● **Records from a data source**:

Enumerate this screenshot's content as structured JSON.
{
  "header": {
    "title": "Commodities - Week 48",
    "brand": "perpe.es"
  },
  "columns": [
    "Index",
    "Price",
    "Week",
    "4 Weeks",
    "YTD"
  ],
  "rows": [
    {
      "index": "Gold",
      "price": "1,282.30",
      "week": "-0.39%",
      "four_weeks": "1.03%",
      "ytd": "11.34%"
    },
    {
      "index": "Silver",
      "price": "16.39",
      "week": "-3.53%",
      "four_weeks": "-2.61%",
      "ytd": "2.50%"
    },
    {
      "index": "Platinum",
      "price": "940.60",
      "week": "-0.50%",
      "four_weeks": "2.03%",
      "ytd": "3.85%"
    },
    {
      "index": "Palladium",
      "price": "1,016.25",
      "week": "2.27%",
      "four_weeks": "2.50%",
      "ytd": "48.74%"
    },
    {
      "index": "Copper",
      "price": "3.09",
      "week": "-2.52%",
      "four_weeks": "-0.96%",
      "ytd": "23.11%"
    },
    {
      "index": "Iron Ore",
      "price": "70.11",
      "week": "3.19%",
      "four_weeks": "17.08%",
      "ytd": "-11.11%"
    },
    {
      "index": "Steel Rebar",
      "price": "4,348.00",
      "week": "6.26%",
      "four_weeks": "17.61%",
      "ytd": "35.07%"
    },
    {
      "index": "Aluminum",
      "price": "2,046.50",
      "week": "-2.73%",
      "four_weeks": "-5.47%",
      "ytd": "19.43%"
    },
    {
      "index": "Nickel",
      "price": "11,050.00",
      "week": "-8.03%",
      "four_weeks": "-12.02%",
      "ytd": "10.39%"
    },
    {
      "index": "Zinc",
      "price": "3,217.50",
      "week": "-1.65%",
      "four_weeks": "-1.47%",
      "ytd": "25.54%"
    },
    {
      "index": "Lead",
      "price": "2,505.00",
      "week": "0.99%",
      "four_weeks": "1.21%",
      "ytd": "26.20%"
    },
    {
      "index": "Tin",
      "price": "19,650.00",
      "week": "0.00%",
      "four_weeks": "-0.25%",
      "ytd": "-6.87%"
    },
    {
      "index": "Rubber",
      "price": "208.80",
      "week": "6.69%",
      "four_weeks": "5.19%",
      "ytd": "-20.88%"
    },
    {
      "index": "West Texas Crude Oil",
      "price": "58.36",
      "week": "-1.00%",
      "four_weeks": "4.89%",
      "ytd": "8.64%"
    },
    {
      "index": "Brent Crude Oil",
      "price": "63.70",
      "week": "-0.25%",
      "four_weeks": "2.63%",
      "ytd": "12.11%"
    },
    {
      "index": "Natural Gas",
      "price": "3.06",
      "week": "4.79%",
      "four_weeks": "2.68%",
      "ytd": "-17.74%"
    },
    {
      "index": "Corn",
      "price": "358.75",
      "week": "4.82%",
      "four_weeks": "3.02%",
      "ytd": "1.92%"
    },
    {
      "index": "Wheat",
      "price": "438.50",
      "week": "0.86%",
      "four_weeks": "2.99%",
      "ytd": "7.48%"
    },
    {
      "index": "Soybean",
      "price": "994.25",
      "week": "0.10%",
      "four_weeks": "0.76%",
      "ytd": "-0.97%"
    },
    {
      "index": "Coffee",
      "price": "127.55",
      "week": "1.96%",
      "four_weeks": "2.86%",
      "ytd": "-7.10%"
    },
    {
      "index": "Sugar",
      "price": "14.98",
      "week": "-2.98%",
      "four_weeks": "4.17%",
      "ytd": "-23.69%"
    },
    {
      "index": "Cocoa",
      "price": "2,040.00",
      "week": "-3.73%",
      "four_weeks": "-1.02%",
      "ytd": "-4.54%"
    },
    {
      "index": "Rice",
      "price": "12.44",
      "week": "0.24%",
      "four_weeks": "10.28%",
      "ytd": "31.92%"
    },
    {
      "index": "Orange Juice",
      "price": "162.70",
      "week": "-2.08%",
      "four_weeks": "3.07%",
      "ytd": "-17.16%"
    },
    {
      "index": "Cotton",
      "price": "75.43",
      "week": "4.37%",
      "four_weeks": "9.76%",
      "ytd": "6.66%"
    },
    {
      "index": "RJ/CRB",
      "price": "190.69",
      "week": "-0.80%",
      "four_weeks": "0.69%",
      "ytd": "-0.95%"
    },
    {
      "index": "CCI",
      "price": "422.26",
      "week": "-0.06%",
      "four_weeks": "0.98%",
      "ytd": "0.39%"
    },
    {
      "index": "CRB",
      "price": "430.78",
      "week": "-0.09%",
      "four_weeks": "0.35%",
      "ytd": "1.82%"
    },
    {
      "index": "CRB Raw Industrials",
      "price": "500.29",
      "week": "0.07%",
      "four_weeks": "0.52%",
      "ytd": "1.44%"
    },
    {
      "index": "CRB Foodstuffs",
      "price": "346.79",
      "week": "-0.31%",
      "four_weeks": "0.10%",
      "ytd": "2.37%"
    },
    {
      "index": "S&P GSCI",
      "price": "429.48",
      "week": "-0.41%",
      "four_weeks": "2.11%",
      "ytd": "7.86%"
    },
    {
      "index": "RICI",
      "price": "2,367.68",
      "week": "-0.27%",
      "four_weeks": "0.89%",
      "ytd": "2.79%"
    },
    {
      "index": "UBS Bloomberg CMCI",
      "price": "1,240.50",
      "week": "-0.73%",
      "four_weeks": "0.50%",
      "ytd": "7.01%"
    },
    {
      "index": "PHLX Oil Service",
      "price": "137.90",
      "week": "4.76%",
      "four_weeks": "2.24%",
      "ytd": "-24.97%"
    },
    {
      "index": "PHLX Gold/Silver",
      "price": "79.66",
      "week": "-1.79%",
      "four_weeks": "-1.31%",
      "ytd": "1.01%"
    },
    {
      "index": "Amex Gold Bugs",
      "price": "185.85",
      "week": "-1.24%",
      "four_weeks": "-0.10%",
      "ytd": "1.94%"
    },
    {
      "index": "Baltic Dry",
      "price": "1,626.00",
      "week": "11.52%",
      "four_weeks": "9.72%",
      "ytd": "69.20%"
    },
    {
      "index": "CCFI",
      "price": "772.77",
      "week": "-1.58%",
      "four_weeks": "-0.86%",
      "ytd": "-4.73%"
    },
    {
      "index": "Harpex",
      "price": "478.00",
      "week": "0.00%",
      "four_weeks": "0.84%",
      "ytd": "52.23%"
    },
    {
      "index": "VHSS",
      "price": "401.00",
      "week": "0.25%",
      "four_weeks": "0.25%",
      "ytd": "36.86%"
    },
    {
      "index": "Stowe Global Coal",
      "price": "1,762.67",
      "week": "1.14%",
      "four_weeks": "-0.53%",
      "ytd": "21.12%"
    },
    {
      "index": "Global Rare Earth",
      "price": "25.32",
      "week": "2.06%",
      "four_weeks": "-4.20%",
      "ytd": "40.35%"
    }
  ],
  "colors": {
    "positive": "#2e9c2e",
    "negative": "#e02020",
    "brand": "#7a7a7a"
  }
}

● **INSTRUCTIONS TO FOLLOW**: Only lines holding the string "Silver" are wanted; gather each one from the entries above.

● **SOLUTION**:
      "index": "Silver",
      "index": "PHLX Gold/Silver",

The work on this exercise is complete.